Exercise directions ▸ Check each line of the material for the string "dock", and copy the lines that have it.

###

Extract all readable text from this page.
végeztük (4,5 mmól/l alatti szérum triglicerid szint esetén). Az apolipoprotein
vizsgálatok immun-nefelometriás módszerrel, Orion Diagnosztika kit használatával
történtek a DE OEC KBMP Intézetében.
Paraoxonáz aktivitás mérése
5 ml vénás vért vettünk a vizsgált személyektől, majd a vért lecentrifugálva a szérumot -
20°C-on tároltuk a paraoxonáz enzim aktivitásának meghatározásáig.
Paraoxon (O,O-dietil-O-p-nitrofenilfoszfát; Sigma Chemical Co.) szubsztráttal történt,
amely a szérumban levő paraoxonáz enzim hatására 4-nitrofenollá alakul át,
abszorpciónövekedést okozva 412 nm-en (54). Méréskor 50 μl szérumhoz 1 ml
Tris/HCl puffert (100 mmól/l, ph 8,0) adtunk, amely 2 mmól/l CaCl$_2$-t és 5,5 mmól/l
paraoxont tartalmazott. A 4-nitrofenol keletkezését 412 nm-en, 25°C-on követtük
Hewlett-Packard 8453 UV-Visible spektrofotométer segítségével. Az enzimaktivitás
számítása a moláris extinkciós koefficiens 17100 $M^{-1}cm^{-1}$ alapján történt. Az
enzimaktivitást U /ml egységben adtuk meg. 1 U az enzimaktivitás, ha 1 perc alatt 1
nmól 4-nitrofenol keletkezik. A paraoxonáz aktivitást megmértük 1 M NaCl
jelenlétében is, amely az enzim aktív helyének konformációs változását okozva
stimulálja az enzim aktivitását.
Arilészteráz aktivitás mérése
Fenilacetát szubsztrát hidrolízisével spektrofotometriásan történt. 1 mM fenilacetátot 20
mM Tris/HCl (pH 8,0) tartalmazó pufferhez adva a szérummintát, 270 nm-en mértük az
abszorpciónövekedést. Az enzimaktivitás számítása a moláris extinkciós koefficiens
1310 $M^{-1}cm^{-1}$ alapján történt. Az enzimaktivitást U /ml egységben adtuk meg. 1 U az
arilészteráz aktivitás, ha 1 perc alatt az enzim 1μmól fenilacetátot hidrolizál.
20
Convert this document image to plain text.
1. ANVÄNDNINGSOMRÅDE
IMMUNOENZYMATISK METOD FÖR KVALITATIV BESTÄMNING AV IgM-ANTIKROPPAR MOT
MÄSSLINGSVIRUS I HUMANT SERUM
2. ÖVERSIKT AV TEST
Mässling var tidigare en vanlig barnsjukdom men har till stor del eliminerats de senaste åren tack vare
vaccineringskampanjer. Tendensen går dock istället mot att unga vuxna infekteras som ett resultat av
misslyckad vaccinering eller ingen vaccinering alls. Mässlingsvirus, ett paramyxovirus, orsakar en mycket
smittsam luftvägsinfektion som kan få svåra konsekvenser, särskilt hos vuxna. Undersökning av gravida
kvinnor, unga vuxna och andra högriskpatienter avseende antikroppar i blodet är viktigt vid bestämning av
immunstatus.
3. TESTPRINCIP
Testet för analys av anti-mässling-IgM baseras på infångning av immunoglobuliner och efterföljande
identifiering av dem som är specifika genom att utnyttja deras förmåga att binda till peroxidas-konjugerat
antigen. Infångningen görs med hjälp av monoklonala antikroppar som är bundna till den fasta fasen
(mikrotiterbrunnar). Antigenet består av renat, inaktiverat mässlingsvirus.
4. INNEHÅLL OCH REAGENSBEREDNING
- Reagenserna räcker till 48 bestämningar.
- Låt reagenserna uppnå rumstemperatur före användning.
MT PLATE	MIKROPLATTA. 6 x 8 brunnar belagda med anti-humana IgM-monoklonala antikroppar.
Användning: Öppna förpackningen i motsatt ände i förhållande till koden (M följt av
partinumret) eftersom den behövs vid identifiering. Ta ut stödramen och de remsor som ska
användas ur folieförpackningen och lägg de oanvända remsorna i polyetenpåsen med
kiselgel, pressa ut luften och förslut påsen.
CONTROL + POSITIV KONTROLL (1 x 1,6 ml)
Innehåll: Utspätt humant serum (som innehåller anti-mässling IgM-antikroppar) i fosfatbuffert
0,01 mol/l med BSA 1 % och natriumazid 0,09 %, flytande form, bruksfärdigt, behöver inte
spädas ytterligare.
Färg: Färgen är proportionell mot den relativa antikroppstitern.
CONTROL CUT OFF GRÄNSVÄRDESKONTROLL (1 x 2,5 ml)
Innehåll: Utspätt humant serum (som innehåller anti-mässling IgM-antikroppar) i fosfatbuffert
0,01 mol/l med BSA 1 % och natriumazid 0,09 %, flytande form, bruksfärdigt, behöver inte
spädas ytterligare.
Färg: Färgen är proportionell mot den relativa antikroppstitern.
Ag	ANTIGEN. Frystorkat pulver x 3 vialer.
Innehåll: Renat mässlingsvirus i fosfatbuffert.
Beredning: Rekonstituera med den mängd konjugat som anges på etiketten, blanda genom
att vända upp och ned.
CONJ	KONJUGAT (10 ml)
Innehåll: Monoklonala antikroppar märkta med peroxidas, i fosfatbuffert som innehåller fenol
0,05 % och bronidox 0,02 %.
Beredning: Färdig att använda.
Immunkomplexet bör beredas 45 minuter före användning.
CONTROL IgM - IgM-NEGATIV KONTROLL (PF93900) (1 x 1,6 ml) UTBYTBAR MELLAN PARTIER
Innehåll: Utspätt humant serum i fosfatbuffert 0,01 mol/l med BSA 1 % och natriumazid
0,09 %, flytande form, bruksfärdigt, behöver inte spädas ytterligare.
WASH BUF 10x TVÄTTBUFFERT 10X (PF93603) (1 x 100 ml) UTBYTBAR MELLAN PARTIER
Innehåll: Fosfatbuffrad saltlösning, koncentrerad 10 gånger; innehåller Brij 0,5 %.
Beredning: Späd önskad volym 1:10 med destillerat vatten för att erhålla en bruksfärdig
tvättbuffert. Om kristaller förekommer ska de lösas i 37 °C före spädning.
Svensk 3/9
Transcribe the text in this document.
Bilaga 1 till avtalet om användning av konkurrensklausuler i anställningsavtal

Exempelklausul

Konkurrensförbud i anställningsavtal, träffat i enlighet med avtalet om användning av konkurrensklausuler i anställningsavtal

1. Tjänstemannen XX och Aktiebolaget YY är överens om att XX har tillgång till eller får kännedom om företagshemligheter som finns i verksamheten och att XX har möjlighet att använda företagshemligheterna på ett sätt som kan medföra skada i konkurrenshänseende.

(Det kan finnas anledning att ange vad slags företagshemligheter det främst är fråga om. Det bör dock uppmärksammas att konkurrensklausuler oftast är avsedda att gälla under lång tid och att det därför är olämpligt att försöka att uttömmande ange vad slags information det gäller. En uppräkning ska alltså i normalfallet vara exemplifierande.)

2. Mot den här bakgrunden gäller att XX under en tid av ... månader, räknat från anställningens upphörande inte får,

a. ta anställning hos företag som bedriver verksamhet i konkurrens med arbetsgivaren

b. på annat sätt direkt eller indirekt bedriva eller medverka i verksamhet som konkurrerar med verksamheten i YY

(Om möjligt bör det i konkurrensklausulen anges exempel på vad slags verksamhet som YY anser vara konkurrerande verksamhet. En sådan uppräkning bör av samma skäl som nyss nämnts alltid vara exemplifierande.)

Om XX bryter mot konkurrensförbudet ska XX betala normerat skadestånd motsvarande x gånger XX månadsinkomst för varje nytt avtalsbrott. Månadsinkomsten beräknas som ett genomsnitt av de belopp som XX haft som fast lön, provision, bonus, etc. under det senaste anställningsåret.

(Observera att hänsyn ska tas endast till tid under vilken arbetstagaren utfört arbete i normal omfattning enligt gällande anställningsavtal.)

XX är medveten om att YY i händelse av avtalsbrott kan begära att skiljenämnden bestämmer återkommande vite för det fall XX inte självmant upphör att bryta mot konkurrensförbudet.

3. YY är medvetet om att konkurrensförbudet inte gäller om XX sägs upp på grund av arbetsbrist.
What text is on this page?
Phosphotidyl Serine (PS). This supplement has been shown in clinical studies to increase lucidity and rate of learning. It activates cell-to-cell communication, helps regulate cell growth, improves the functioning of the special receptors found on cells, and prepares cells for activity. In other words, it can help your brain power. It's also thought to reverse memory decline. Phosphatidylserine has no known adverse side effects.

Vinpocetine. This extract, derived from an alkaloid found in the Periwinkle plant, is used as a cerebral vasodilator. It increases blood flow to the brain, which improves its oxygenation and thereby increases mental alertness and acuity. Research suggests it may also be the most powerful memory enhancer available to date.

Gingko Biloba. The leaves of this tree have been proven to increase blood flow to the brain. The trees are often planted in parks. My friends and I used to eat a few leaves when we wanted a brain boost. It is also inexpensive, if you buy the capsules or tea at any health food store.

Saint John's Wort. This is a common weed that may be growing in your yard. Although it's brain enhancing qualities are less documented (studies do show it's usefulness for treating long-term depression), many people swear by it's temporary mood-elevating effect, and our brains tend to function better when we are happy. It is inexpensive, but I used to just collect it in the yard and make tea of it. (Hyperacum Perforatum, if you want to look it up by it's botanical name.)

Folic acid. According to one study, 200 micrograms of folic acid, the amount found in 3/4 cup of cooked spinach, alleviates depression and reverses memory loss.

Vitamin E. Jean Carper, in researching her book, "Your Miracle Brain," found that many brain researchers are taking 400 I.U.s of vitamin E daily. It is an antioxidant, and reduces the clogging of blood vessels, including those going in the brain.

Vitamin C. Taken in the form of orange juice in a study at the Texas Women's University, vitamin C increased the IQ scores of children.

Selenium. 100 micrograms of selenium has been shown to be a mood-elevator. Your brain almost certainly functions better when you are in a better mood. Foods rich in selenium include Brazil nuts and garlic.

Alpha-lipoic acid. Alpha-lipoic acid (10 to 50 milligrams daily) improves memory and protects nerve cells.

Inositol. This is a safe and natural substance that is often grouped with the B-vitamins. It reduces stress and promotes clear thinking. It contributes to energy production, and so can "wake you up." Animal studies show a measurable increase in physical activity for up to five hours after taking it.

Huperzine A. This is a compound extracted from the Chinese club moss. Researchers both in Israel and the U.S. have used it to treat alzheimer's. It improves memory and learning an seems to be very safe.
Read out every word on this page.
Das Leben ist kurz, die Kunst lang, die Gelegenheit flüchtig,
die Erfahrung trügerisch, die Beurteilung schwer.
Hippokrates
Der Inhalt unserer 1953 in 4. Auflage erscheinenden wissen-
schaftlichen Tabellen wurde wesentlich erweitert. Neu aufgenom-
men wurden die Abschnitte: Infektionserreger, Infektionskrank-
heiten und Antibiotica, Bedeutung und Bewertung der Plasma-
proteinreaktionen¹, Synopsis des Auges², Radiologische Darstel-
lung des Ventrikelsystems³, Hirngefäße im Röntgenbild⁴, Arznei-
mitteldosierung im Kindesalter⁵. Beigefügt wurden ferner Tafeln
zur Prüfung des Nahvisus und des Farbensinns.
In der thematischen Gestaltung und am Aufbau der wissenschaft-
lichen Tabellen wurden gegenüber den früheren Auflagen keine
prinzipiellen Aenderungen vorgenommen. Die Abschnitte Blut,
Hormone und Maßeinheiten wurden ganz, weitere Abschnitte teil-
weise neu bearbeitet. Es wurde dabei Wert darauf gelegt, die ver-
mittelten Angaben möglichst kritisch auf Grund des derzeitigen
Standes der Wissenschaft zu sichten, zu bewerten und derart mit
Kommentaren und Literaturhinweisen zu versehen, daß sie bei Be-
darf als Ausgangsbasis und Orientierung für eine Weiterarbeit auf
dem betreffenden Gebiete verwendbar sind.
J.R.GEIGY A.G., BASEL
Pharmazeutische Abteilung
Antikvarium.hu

###

Reply to the task ▸
vaccineringskampanjer. Tendensen går dock istället mot att unga vuxna infekteras som ett resultat av
(Det kan finnas anledning att ange vad slags företagshemligheter det främst är fråga om. Det bör dock uppmärksammas att konkurrensklausuler oftast är avsedda att gälla under lång tid och att det därför är olämpligt att försöka att uttömmande ange vad slags information det gäller. En uppräkning ska alltså i normalfallet vara exemplifierande.)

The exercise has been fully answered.